Work instructions
Retype each entry below, keeping every character the same.

***** Given records

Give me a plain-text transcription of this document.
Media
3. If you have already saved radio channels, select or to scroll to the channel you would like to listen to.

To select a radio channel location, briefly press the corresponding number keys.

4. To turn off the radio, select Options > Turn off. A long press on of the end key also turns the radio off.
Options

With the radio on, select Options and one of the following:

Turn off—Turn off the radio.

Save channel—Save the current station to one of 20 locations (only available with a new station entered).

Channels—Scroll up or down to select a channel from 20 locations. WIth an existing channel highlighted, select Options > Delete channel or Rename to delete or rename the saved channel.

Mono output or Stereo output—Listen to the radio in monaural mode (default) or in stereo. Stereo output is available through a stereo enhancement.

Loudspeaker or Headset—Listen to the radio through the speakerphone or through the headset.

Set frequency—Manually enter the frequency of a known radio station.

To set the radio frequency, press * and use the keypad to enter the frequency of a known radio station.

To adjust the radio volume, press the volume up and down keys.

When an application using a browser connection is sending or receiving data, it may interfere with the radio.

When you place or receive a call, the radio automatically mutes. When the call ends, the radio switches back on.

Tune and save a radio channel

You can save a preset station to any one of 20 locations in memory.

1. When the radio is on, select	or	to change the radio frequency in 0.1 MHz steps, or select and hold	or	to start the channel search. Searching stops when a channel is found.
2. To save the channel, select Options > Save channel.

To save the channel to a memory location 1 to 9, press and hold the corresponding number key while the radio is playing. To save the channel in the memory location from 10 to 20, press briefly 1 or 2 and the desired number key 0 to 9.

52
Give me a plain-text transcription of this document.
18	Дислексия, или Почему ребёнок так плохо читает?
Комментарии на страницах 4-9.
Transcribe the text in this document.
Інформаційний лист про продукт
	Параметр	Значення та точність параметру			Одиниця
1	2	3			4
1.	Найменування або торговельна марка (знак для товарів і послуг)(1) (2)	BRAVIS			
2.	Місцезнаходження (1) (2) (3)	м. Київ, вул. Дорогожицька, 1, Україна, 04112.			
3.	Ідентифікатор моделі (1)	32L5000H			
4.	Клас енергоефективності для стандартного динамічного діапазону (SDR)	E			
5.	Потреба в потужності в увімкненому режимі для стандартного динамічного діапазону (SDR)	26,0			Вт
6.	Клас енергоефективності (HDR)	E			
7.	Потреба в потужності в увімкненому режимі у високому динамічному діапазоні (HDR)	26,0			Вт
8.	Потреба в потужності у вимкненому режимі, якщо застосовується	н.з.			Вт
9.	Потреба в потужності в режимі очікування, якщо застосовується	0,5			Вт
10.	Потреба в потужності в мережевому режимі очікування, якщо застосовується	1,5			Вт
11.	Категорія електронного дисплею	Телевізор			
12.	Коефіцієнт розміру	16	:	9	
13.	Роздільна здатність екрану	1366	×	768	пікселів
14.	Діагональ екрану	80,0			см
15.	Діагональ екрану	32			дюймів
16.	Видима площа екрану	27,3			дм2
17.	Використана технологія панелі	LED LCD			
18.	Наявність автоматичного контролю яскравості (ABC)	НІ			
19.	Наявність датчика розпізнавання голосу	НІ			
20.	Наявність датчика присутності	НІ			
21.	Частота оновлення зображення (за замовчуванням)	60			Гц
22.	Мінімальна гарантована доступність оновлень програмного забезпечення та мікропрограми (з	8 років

**********

Full output
Give me a plain-text transcription of this document.
Media
3. If you have already saved radio channels, select or to scroll to the channel you would like to listen to.

To select a radio channel location, briefly press the corresponding number keys.

4. To turn off the radio, select Options > Turn off. A long press on of the end key also turns the radio off.
Options

With the radio on, select Options and one of the following:

Turn off—Turn off the radio.

Save channel—Save the current station to one of 20 locations (only available with a new station entered).

Channels—Scroll up or down to select a channel from 20 locations. WIth an existing channel highlighted, select Options > Delete channel or Rename to delete or rename the saved channel.

Mono output or Stereo output—Listen to the radio in monaural mode (default) or in stereo. Stereo output is available through a stereo enhancement.

Loudspeaker or Headset—Listen to the radio through the speakerphone or through the headset.

Set frequency—Manually enter the frequency of a known radio station.

To set the radio frequency, press * and use the keypad to enter the frequency of a known radio station.

To adjust the radio volume, press the volume up and down keys.

When an application using a browser connection is sending or receiving data, it may interfere with the radio.

When you place or receive a call, the radio automatically mutes. When the call ends, the radio switches back on.

Tune and save a radio channel

You can save a preset station to any one of 20 locations in memory.

1. When the radio is on, select	or	to change the radio frequency in 0.1 MHz steps, or select and hold	or	to start the channel search. Searching stops when a channel is found.
2. To save the channel, select Options > Save channel.

To save the channel to a memory location 1 to 9, press and hold the corresponding number key while the radio is playing. To save the channel in the memory location from 10 to 20, press briefly 1 or 2 and the desired number key 0 to 9.

52
Give me a plain-text transcription of this document.
18	Дислексия, или Почему ребёнок так плохо читает?
Комментарии на страницах 4-9.
Transcribe the text in this document.
Інформаційний лист про продукт
	Параметр	Значення та точність параметру			Одиниця
1	2	3			4
1.	Найменування або торговельна марка (знак для товарів і послуг)(1) (2)	BRAVIS			
2.	Місцезнаходження (1) (2) (3)	м. Київ, вул. Дорогожицька, 1, Україна, 04112.			
3.	Ідентифікатор моделі (1)	32L5000H			
4.	Клас енергоефективності для стандартного динамічного діапазону (SDR)	E			
5.	Потреба в потужності в увімкненому режимі для стандартного динамічного діапазону (SDR)	26,0			Вт
6.	Клас енергоефективності (HDR)	E			
7.	Потреба в потужності в увімкненому режимі у високому динамічному діапазоні (HDR)	26,0			Вт
8.	Потреба в потужності у вимкненому режимі, якщо застосовується	н.з.			Вт
9.	Потреба в потужності в режимі очікування, якщо застосовується	0,5			Вт
10.	Потреба в потужності в мережевому режимі очікування, якщо застосовується	1,5			Вт
11.	Категорія електронного дисплею	Телевізор			
12.	Коефіцієнт розміру	16	:	9	
13.	Роздільна здатність екрану	1366	×	768	пікселів
14.	Діагональ екрану	80,0			см
15.	Діагональ екрану	32			дюймів
16.	Видима площа екрану	27,3			дм2
17.	Використана технологія панелі	LED LCD			
18.	Наявність автоматичного контролю яскравості (ABC)	НІ			
19.	Наявність датчика розпізнавання голосу	НІ			
20.	Наявність датчика присутності	НІ			
21.	Частота оновлення зображення (за замовчуванням)	60			Гц
22.	Мінімальна гарантована доступність оновлень програмного забезпечення та мікропрограми (з	8 років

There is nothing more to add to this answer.